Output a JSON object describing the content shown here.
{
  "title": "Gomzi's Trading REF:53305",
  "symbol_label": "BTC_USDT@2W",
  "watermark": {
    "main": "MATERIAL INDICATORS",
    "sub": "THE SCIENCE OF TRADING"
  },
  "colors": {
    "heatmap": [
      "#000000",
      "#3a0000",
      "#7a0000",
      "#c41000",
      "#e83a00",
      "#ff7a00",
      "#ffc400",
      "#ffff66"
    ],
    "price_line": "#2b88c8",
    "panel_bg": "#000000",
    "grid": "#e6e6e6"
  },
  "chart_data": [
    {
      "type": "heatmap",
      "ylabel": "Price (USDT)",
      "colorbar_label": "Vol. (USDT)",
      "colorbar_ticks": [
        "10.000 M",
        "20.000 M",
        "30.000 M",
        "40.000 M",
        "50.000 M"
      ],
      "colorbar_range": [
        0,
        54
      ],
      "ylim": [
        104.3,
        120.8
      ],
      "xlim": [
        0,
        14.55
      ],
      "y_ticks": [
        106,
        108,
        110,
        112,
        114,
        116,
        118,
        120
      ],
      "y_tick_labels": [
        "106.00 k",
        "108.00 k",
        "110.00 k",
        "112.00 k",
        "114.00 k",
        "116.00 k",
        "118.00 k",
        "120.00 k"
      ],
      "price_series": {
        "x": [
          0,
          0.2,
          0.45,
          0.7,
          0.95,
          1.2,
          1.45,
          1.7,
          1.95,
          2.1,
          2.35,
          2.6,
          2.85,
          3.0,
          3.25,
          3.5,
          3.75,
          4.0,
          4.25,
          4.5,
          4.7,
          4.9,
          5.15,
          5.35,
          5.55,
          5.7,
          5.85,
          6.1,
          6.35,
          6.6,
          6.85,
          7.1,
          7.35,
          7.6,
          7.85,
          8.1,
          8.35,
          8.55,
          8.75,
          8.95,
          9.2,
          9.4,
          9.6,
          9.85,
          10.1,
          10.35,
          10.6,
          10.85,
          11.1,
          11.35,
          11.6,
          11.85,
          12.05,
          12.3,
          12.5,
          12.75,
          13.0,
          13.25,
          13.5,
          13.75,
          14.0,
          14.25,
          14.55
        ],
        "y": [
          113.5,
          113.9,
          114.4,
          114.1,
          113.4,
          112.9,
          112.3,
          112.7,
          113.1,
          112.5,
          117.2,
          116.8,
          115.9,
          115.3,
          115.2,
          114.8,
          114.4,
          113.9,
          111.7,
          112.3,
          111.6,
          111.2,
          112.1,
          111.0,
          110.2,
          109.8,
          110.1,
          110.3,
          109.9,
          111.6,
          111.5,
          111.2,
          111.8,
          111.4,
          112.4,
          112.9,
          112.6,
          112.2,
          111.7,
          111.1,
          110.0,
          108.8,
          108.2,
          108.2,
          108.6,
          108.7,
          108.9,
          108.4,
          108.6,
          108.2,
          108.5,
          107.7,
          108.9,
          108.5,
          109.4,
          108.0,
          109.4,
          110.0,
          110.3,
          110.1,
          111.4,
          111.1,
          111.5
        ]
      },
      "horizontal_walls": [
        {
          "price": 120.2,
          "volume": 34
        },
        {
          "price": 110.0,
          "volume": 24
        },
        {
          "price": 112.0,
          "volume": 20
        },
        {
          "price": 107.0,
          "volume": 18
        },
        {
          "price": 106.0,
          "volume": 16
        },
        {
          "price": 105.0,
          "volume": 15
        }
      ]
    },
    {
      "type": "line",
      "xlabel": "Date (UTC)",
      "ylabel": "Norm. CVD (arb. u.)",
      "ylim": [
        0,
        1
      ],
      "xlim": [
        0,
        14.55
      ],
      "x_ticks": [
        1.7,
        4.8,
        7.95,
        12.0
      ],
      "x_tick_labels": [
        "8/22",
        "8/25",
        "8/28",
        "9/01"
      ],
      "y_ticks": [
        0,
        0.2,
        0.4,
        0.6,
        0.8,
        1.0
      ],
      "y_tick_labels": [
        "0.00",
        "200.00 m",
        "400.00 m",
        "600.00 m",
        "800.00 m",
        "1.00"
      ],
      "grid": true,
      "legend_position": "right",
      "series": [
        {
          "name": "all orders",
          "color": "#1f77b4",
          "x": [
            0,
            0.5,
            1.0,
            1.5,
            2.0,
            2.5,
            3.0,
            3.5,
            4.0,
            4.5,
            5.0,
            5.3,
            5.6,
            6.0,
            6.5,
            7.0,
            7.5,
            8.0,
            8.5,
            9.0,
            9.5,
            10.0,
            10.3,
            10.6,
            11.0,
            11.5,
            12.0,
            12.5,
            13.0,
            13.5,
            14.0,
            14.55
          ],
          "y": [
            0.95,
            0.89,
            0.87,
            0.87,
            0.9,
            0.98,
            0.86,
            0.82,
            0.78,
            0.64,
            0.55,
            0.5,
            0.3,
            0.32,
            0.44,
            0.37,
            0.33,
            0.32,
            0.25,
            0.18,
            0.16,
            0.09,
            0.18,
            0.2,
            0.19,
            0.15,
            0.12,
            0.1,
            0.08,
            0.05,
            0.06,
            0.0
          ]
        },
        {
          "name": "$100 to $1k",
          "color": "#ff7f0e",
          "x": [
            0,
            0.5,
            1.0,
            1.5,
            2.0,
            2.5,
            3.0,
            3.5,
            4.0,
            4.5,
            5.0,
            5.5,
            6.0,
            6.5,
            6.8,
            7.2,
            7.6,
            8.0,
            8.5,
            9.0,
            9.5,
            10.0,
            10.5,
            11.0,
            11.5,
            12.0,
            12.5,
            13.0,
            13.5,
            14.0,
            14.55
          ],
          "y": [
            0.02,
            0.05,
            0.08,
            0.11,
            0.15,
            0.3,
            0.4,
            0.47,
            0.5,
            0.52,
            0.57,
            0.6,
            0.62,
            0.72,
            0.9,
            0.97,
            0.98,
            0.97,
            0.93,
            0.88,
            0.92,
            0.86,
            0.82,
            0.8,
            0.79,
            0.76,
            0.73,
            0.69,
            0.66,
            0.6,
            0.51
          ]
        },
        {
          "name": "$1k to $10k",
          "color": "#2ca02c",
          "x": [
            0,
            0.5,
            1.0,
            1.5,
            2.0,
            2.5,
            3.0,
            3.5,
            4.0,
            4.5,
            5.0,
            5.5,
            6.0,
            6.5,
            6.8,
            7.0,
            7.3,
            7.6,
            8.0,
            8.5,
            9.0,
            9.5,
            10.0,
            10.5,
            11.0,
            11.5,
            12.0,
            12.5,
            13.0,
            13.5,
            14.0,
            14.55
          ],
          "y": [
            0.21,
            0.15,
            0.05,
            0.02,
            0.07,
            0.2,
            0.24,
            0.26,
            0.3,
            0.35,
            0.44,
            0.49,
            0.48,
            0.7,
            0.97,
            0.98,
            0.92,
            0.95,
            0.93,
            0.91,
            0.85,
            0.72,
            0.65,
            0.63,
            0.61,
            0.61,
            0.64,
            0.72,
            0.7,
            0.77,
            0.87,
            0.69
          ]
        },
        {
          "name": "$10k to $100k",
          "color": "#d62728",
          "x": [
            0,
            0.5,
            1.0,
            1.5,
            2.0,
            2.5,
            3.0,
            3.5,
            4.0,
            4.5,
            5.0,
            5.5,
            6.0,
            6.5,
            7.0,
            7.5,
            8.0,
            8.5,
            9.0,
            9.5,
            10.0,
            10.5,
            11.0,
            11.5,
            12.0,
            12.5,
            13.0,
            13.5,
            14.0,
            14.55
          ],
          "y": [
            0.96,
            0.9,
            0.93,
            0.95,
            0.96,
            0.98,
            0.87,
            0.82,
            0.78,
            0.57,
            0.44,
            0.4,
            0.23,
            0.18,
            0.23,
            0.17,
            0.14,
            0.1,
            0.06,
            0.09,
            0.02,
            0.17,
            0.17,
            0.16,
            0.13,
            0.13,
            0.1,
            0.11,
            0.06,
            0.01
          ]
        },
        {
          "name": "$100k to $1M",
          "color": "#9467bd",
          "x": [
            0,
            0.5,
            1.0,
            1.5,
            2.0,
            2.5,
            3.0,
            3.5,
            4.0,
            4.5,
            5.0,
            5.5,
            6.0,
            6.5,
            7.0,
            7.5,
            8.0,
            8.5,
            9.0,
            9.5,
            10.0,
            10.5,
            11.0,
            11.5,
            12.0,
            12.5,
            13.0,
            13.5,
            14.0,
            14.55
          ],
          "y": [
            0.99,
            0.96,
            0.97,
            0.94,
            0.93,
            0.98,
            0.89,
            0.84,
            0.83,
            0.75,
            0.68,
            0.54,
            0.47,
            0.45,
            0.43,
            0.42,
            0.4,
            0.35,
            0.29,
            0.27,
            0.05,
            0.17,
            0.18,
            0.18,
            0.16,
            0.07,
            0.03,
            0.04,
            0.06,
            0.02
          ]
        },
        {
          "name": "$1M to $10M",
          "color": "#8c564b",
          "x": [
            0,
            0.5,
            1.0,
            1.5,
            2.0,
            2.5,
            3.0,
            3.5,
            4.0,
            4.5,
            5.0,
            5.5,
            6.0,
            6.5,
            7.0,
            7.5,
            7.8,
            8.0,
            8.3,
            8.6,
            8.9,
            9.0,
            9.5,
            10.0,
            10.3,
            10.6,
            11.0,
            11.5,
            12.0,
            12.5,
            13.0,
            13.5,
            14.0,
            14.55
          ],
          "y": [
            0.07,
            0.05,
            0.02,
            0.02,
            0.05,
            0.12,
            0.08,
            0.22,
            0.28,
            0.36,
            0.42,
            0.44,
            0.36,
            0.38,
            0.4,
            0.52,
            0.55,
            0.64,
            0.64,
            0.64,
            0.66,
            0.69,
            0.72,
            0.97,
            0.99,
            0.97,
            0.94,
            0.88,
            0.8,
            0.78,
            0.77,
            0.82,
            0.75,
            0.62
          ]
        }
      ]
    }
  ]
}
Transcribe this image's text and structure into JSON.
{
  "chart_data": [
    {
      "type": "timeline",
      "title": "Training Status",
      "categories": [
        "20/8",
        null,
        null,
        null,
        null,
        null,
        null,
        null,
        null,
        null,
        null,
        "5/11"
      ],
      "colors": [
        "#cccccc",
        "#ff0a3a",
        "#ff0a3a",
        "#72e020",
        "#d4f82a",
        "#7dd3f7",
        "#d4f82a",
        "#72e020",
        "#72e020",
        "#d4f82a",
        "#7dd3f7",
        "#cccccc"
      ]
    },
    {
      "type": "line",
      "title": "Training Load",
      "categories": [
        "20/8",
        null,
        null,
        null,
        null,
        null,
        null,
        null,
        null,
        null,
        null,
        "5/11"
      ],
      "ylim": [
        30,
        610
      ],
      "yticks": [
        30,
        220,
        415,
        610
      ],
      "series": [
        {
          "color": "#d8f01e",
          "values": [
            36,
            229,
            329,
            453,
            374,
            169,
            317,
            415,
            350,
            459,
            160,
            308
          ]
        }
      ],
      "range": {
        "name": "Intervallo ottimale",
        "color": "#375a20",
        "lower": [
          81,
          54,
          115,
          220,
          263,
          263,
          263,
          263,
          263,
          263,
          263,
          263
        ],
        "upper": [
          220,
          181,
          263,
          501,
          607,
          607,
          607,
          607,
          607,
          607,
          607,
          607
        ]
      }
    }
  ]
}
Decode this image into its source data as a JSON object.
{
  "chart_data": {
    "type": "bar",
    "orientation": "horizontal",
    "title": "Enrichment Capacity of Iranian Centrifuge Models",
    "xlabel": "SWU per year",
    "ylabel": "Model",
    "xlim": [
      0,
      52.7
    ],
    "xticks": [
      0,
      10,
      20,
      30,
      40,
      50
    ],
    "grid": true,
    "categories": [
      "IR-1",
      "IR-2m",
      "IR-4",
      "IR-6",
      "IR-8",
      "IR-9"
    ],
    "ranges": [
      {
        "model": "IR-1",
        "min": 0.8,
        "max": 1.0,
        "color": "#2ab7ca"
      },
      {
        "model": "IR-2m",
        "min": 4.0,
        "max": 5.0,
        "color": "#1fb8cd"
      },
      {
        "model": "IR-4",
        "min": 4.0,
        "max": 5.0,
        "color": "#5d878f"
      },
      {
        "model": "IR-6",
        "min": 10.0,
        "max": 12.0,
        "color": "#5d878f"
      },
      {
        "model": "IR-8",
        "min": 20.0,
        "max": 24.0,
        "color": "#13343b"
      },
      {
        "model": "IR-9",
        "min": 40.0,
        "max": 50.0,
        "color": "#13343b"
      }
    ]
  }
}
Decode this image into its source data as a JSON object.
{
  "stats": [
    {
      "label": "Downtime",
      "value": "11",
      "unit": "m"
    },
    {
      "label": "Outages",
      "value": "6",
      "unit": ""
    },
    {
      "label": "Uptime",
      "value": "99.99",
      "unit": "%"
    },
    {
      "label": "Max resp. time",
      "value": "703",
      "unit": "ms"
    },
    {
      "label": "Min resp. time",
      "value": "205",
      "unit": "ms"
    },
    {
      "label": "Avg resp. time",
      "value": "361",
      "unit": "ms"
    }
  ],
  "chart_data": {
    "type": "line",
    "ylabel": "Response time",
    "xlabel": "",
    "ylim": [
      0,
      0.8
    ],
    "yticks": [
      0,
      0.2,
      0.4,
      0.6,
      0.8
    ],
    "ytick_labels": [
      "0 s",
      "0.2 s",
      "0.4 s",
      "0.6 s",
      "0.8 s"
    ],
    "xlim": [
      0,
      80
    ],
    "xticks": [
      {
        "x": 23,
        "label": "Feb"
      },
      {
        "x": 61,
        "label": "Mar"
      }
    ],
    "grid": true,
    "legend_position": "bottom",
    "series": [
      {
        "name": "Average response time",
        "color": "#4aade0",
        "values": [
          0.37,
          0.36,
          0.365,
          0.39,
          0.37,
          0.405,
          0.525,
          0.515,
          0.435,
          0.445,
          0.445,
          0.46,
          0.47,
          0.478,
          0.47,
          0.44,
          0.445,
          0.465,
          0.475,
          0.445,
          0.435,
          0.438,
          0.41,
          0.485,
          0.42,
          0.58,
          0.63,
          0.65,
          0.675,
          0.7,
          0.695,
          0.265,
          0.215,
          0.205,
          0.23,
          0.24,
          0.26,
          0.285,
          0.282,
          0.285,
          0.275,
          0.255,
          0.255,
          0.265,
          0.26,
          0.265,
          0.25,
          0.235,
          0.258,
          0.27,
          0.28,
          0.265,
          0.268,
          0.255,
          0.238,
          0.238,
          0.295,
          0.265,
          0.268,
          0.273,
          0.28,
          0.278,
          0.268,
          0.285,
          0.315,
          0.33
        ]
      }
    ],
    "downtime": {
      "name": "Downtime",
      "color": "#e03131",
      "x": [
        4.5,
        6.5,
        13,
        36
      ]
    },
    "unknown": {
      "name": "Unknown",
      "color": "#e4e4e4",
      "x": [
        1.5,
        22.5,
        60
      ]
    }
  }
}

────────────────

Find all the lines containing "title" in the material, then copy them.

▸ THE REPLY:
  "title": "Gomzi's Trading REF:53305",
      "title": "Training Status",
      "title": "Training Load",
    "title": "Enrichment Capacity of Iranian Centrifuge Models",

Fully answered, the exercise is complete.